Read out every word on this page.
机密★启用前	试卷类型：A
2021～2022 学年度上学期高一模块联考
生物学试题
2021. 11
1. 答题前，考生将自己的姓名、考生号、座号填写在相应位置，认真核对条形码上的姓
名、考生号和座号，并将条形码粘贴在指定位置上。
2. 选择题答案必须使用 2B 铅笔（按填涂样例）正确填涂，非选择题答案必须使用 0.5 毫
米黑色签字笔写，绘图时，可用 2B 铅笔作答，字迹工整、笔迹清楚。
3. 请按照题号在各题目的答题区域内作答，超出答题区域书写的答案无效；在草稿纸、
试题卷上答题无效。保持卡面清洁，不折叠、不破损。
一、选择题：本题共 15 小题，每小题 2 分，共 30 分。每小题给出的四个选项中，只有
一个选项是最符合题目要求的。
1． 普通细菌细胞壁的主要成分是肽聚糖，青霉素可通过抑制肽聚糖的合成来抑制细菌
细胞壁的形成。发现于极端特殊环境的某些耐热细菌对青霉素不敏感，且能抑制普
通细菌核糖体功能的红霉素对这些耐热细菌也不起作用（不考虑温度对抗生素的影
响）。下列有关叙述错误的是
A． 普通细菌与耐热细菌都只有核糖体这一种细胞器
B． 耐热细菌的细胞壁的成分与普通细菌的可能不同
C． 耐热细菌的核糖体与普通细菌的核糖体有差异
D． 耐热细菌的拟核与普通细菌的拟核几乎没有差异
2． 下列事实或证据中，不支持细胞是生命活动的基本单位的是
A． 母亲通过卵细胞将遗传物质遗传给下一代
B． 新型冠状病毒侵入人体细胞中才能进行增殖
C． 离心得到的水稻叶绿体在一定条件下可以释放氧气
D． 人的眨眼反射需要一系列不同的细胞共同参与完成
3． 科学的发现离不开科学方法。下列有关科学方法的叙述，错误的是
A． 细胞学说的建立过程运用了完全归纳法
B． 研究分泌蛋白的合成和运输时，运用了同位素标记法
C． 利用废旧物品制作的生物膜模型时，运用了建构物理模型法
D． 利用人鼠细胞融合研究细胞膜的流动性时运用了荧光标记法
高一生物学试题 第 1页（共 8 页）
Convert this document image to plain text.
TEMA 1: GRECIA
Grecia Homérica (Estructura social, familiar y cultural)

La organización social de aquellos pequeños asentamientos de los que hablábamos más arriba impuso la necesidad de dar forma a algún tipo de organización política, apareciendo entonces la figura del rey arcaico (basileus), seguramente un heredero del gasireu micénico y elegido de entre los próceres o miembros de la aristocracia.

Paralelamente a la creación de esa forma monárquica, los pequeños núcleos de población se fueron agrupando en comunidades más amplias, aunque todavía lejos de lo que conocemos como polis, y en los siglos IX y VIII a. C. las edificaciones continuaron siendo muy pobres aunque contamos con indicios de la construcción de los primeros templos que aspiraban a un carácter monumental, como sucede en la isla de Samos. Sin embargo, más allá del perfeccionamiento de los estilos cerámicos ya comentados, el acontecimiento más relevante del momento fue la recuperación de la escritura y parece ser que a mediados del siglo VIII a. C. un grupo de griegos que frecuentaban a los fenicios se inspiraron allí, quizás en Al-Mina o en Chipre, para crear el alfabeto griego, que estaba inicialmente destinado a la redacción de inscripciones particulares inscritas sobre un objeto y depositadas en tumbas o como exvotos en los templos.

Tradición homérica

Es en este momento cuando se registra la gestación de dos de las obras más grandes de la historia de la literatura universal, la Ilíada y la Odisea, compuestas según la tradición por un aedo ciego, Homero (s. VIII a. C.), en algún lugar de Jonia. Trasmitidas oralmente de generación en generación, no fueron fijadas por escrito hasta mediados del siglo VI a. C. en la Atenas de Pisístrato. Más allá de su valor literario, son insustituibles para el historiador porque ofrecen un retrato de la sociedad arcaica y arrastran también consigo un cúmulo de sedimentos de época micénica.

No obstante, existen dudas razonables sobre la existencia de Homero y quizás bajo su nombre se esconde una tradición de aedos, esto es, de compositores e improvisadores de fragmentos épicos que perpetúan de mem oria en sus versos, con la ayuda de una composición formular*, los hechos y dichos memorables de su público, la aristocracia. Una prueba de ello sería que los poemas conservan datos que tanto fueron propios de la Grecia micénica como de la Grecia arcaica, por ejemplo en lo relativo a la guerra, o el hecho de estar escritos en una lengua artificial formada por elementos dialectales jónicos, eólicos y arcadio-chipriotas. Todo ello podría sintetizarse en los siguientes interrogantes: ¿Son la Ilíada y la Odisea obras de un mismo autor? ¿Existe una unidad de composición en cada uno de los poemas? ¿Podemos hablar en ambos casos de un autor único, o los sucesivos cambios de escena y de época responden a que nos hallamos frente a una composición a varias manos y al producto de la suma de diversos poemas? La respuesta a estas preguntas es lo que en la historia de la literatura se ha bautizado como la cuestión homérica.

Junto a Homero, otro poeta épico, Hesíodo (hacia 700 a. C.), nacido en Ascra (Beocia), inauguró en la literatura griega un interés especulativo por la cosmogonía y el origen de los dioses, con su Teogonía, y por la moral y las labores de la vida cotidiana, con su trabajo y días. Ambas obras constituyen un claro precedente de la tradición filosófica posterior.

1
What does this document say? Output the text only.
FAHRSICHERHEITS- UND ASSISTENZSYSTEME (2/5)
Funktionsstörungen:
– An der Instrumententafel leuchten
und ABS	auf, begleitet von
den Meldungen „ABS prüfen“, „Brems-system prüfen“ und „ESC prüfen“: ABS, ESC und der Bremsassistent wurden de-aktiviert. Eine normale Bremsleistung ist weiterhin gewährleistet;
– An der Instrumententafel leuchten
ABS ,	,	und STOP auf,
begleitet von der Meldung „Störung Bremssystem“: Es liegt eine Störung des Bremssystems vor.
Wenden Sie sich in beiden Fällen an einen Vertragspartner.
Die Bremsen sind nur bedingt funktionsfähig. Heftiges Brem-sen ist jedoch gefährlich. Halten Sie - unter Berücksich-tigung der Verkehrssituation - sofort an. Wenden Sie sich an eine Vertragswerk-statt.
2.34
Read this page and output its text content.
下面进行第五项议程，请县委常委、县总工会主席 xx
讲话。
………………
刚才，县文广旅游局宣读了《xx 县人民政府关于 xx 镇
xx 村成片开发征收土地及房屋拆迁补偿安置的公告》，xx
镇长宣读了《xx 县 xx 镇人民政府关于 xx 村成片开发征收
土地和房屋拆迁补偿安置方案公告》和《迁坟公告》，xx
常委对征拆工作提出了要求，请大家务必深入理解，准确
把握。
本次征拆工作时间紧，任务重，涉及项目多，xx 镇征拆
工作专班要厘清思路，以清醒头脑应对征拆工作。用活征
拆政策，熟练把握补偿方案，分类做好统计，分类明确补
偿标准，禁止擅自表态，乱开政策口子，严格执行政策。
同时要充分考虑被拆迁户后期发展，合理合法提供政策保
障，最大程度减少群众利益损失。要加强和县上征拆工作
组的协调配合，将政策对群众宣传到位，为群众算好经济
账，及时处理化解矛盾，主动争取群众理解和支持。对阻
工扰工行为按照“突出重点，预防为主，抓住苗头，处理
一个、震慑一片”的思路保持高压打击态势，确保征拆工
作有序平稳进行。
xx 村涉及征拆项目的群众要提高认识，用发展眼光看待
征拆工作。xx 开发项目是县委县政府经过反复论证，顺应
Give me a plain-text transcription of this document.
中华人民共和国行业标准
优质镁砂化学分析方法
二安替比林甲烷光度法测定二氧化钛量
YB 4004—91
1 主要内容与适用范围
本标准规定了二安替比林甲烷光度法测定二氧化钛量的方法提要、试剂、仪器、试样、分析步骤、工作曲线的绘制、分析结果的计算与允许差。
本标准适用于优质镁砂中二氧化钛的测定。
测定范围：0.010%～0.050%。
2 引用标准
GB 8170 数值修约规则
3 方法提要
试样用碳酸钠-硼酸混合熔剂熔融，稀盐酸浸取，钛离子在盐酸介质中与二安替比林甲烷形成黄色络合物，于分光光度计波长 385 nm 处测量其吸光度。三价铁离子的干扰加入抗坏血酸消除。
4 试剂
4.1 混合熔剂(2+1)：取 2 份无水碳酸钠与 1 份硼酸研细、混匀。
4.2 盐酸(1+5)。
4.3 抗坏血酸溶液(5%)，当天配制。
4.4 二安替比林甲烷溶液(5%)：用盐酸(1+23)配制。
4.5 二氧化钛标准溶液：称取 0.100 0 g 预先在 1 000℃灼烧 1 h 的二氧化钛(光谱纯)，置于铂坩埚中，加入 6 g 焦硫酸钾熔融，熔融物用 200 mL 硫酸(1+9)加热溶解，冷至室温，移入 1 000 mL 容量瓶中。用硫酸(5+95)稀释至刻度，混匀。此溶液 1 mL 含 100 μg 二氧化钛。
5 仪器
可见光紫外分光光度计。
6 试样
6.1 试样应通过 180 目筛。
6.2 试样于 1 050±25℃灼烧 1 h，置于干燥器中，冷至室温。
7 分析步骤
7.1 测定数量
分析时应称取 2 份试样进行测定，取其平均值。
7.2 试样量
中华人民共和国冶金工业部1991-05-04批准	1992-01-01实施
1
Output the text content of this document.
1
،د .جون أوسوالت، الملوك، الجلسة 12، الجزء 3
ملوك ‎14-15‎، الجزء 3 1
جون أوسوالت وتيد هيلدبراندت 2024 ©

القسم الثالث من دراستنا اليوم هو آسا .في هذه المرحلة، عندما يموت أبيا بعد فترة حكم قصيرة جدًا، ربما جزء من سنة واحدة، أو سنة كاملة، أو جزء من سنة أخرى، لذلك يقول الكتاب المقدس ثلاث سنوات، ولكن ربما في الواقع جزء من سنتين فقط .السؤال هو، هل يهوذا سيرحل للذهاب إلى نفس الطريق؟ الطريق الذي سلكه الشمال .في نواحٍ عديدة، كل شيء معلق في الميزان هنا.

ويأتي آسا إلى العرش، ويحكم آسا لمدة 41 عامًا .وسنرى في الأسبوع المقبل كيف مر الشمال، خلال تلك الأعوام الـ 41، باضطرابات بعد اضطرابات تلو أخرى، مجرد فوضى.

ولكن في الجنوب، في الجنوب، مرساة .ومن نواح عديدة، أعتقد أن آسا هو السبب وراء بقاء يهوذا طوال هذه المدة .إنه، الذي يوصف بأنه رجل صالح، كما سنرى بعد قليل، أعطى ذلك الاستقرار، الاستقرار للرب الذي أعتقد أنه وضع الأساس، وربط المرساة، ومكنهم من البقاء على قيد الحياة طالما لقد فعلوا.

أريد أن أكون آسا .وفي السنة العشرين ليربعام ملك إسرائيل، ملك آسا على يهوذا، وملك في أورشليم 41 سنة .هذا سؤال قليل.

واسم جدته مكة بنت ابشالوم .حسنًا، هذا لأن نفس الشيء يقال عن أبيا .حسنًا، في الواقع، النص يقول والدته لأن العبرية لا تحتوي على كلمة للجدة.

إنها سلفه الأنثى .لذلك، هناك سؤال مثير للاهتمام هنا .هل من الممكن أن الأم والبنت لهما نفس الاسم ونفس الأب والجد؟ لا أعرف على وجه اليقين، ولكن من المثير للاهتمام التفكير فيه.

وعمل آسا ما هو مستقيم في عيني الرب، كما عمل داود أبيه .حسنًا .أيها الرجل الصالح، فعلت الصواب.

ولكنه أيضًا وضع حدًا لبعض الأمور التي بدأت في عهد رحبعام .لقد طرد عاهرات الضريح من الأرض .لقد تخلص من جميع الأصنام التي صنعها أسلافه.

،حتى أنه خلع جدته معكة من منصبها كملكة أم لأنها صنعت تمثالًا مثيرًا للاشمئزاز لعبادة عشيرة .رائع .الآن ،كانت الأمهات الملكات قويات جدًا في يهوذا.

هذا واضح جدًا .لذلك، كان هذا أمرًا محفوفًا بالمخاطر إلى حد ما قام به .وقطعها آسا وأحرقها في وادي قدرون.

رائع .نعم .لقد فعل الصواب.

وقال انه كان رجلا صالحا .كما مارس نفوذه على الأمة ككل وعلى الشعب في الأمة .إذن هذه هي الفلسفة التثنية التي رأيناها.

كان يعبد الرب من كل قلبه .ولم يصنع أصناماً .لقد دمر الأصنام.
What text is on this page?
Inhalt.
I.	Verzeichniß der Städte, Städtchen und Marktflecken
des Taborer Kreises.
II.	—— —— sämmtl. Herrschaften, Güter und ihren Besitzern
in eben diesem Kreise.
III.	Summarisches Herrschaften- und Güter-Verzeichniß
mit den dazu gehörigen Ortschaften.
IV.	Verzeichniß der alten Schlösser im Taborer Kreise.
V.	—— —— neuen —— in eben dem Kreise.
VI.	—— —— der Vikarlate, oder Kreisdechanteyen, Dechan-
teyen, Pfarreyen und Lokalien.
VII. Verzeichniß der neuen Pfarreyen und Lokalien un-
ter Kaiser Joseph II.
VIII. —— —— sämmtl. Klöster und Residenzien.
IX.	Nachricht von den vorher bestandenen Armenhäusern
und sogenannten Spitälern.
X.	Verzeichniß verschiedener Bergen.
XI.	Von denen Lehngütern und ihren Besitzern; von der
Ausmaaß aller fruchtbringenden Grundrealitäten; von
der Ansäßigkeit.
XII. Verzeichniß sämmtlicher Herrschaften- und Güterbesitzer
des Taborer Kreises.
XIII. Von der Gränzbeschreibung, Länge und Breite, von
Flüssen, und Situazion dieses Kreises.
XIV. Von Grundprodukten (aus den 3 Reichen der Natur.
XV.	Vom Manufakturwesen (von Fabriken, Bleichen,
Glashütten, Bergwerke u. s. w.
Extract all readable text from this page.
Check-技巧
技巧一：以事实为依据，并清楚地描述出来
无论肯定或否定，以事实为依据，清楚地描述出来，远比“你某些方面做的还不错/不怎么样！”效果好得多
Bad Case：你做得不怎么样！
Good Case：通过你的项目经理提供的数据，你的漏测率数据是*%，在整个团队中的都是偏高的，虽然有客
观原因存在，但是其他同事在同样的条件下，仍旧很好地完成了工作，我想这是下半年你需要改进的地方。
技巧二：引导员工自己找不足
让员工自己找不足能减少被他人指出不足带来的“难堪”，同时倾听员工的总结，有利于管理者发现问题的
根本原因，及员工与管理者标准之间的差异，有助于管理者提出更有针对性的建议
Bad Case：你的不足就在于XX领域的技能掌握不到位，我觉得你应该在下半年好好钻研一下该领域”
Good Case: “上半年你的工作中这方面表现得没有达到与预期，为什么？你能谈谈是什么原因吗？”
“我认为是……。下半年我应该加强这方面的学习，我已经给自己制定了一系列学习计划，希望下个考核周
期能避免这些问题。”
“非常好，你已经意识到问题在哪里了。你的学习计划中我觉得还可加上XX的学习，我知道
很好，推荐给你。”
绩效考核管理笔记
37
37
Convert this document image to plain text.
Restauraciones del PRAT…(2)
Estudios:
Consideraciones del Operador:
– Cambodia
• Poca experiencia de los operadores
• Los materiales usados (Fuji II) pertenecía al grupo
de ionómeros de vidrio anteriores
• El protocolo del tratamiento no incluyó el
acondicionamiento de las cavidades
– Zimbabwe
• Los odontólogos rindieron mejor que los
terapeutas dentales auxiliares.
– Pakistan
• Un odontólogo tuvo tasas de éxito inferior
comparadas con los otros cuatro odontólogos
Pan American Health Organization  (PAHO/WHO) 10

- - -

◆ WHAT IS REQUIRED ◆
All lines above containing the string "Wenden" are to be collected.

◆ FULL ANSWER ◆
Wenden Sie sich in beiden Fällen an einen Vertragspartner.
Die Bremsen sind nur bedingt funktionsfähig. Heftiges Brem-sen ist jedoch gefährlich. Halten Sie - unter Berücksich-tigung der Verkehrssituation - sofort an. Wenden Sie sich an eine Vertragswerk-statt.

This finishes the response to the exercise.